Exercise prompt: Reproduce the complete listing without any deviation.

(Dataset items)

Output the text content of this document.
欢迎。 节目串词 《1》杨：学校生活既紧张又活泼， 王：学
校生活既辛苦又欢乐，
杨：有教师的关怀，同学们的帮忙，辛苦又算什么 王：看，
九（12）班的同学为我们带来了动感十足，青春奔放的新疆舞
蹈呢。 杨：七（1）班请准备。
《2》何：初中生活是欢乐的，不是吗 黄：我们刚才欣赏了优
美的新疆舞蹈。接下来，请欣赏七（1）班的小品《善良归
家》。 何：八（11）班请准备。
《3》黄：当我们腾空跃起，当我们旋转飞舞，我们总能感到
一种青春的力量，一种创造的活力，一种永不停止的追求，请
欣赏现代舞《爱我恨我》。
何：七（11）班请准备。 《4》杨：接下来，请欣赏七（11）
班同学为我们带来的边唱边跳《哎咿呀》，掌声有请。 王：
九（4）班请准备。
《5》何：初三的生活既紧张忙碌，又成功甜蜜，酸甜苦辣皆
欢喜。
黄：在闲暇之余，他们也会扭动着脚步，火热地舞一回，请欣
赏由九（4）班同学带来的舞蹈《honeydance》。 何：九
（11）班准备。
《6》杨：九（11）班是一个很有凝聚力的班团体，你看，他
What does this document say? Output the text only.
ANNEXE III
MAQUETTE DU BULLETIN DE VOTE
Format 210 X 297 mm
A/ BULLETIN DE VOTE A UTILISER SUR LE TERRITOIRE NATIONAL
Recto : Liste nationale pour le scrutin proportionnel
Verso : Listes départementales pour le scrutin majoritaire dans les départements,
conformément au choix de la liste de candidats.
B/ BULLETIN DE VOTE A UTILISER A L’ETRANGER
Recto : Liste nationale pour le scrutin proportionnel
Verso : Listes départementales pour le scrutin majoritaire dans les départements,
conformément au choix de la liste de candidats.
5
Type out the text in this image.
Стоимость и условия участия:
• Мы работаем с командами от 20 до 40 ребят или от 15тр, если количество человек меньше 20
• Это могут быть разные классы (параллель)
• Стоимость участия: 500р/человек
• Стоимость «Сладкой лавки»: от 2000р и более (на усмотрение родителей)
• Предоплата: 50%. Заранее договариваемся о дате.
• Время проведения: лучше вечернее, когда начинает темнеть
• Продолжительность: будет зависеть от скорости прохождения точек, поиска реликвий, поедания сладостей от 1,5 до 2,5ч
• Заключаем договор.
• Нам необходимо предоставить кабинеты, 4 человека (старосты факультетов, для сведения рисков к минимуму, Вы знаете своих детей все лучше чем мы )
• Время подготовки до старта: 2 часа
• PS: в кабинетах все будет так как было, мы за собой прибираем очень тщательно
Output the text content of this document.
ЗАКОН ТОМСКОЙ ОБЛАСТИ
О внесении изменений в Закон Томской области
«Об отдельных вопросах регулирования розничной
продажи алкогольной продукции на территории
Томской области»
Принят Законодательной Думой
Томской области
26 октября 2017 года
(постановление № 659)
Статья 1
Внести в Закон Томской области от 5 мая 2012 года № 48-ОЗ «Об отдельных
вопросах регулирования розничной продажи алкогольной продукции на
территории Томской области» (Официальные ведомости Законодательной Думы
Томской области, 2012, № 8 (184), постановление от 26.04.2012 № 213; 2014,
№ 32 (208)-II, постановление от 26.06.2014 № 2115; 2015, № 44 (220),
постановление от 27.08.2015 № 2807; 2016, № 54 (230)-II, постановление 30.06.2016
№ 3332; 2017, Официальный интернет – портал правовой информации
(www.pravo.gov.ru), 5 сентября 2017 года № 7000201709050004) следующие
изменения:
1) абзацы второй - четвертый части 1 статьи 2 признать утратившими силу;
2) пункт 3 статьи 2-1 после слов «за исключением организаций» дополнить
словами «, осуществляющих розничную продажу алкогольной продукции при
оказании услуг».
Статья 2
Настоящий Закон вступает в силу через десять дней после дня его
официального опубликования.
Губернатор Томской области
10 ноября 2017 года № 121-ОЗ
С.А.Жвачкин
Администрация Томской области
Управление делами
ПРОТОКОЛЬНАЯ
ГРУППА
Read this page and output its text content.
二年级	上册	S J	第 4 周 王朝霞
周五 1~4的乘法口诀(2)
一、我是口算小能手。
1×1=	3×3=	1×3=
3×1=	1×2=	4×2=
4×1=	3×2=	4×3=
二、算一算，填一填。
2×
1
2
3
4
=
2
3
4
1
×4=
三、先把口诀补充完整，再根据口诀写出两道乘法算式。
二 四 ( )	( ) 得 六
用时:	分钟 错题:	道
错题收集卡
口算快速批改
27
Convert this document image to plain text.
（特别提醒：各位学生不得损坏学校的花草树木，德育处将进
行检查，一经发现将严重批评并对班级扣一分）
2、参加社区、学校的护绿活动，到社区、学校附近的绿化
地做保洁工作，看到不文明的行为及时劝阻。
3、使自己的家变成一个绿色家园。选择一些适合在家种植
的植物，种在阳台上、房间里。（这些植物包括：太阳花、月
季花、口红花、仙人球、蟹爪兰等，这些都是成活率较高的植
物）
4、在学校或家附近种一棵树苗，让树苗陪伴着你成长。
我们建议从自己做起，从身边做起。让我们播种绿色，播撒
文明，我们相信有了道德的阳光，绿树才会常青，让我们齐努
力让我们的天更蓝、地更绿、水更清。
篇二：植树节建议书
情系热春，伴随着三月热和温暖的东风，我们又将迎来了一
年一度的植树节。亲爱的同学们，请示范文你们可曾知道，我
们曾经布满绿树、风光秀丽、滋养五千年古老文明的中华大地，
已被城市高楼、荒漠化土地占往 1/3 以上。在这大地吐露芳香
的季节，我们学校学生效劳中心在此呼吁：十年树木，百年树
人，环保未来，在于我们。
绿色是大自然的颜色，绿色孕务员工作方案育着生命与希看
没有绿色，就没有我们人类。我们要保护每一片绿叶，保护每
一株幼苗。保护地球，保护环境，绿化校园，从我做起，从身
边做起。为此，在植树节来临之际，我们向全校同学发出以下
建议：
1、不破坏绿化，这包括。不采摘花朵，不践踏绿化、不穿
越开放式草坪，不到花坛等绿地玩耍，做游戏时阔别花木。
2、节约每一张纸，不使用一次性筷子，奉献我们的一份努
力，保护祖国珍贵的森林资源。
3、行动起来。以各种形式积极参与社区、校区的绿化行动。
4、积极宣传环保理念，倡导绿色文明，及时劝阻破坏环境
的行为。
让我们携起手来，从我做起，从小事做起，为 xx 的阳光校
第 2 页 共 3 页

Output of the exercise:
Output the text content of this document.
欢迎。 节目串词 《1》杨：学校生活既紧张又活泼， 王：学
校生活既辛苦又欢乐，
杨：有教师的关怀，同学们的帮忙，辛苦又算什么 王：看，
九（12）班的同学为我们带来了动感十足，青春奔放的新疆舞
蹈呢。 杨：七（1）班请准备。
《2》何：初中生活是欢乐的，不是吗 黄：我们刚才欣赏了优
美的新疆舞蹈。接下来，请欣赏七（1）班的小品《善良归
家》。 何：八（11）班请准备。
《3》黄：当我们腾空跃起，当我们旋转飞舞，我们总能感到
一种青春的力量，一种创造的活力，一种永不停止的追求，请
欣赏现代舞《爱我恨我》。
何：七（11）班请准备。 《4》杨：接下来，请欣赏七（11）
班同学为我们带来的边唱边跳《哎咿呀》，掌声有请。 王：
九（4）班请准备。
《5》何：初三的生活既紧张忙碌，又成功甜蜜，酸甜苦辣皆
欢喜。
黄：在闲暇之余，他们也会扭动着脚步，火热地舞一回，请欣
赏由九（4）班同学带来的舞蹈《honeydance》。 何：九
（11）班准备。
《6》杨：九（11）班是一个很有凝聚力的班团体，你看，他
What does this document say? Output the text only.
ANNEXE III
MAQUETTE DU BULLETIN DE VOTE
Format 210 X 297 mm
A/ BULLETIN DE VOTE A UTILISER SUR LE TERRITOIRE NATIONAL
Recto : Liste nationale pour le scrutin proportionnel
Verso : Listes départementales pour le scrutin majoritaire dans les départements,
conformément au choix de la liste de candidats.
B/ BULLETIN DE VOTE A UTILISER A L’ETRANGER
Recto : Liste nationale pour le scrutin proportionnel
Verso : Listes départementales pour le scrutin majoritaire dans les départements,
conformément au choix de la liste de candidats.
5
Type out the text in this image.
Стоимость и условия участия:
• Мы работаем с командами от 20 до 40 ребят или от 15тр, если количество человек меньше 20
• Это могут быть разные классы (параллель)
• Стоимость участия: 500р/человек
• Стоимость «Сладкой лавки»: от 2000р и более (на усмотрение родителей)
• Предоплата: 50%. Заранее договариваемся о дате.
• Время проведения: лучше вечернее, когда начинает темнеть
• Продолжительность: будет зависеть от скорости прохождения точек, поиска реликвий, поедания сладостей от 1,5 до 2,5ч
• Заключаем договор.
• Нам необходимо предоставить кабинеты, 4 человека (старосты факультетов, для сведения рисков к минимуму, Вы знаете своих детей все лучше чем мы )
• Время подготовки до старта: 2 часа
• PS: в кабинетах все будет так как было, мы за собой прибираем очень тщательно
Output the text content of this document.
ЗАКОН ТОМСКОЙ ОБЛАСТИ
О внесении изменений в Закон Томской области
«Об отдельных вопросах регулирования розничной
продажи алкогольной продукции на территории
Томской области»
Принят Законодательной Думой
Томской области
26 октября 2017 года
(постановление № 659)
Статья 1
Внести в Закон Томской области от 5 мая 2012 года № 48-ОЗ «Об отдельных
вопросах регулирования розничной продажи алкогольной продукции на
территории Томской области» (Официальные ведомости Законодательной Думы
Томской области, 2012, № 8 (184), постановление от 26.04.2012 № 213; 2014,
№ 32 (208)-II, постановление от 26.06.2014 № 2115; 2015, № 44 (220),
постановление от 27.08.2015 № 2807; 2016, № 54 (230)-II, постановление 30.06.2016
№ 3332; 2017, Официальный интернет – портал правовой информации
(www.pravo.gov.ru), 5 сентября 2017 года № 7000201709050004) следующие
изменения:
1) абзацы второй - четвертый части 1 статьи 2 признать утратившими силу;
2) пункт 3 статьи 2-1 после слов «за исключением организаций» дополнить
словами «, осуществляющих розничную продажу алкогольной продукции при
оказании услуг».
Статья 2
Настоящий Закон вступает в силу через десять дней после дня его
официального опубликования.
Губернатор Томской области
10 ноября 2017 года № 121-ОЗ
С.А.Жвачкин
Администрация Томской области
Управление делами
ПРОТОКОЛЬНАЯ
ГРУППА
Read this page and output its text content.
二年级	上册	S J	第 4 周 王朝霞
周五 1~4的乘法口诀(2)
一、我是口算小能手。
1×1=	3×3=	1×3=
3×1=	1×2=	4×2=
4×1=	3×2=	4×3=
二、算一算，填一填。
2×
1
2
3
4
=
2
3
4
1
×4=
三、先把口诀补充完整，再根据口诀写出两道乘法算式。
二 四 ( )	( ) 得 六
用时:	分钟 错题:	道
错题收集卡
口算快速批改
27
Convert this document image to plain text.
（特别提醒：各位学生不得损坏学校的花草树木，德育处将进
行检查，一经发现将严重批评并对班级扣一分）
2、参加社区、学校的护绿活动，到社区、学校附近的绿化
地做保洁工作，看到不文明的行为及时劝阻。
3、使自己的家变成一个绿色家园。选择一些适合在家种植
的植物，种在阳台上、房间里。（这些植物包括：太阳花、月
季花、口红花、仙人球、蟹爪兰等，这些都是成活率较高的植
物）
4、在学校或家附近种一棵树苗，让树苗陪伴着你成长。
我们建议从自己做起，从身边做起。让我们播种绿色，播撒
文明，我们相信有了道德的阳光，绿树才会常青，让我们齐努
力让我们的天更蓝、地更绿、水更清。
篇二：植树节建议书
情系热春，伴随着三月热和温暖的东风，我们又将迎来了一
年一度的植树节。亲爱的同学们，请示范文你们可曾知道，我
们曾经布满绿树、风光秀丽、滋养五千年古老文明的中华大地，
已被城市高楼、荒漠化土地占往 1/3 以上。在这大地吐露芳香
的季节，我们学校学生效劳中心在此呼吁：十年树木，百年树
人，环保未来，在于我们。
绿色是大自然的颜色，绿色孕务员工作方案育着生命与希看
没有绿色，就没有我们人类。我们要保护每一片绿叶，保护每
一株幼苗。保护地球，保护环境，绿化校园，从我做起，从身
边做起。为此，在植树节来临之际，我们向全校同学发出以下
建议：
1、不破坏绿化，这包括。不采摘花朵，不践踏绿化、不穿
越开放式草坪，不到花坛等绿地玩耍，做游戏时阔别花木。
2、节约每一张纸，不使用一次性筷子，奉献我们的一份努
力，保护祖国珍贵的森林资源。
3、行动起来。以各种形式积极参与社区、校区的绿化行动。
4、积极宣传环保理念，倡导绿色文明，及时劝阻破坏环境
的行为。
让我们携起手来，从我做起，从小事做起，为 xx 的阳光校
第 2 页 共 3 页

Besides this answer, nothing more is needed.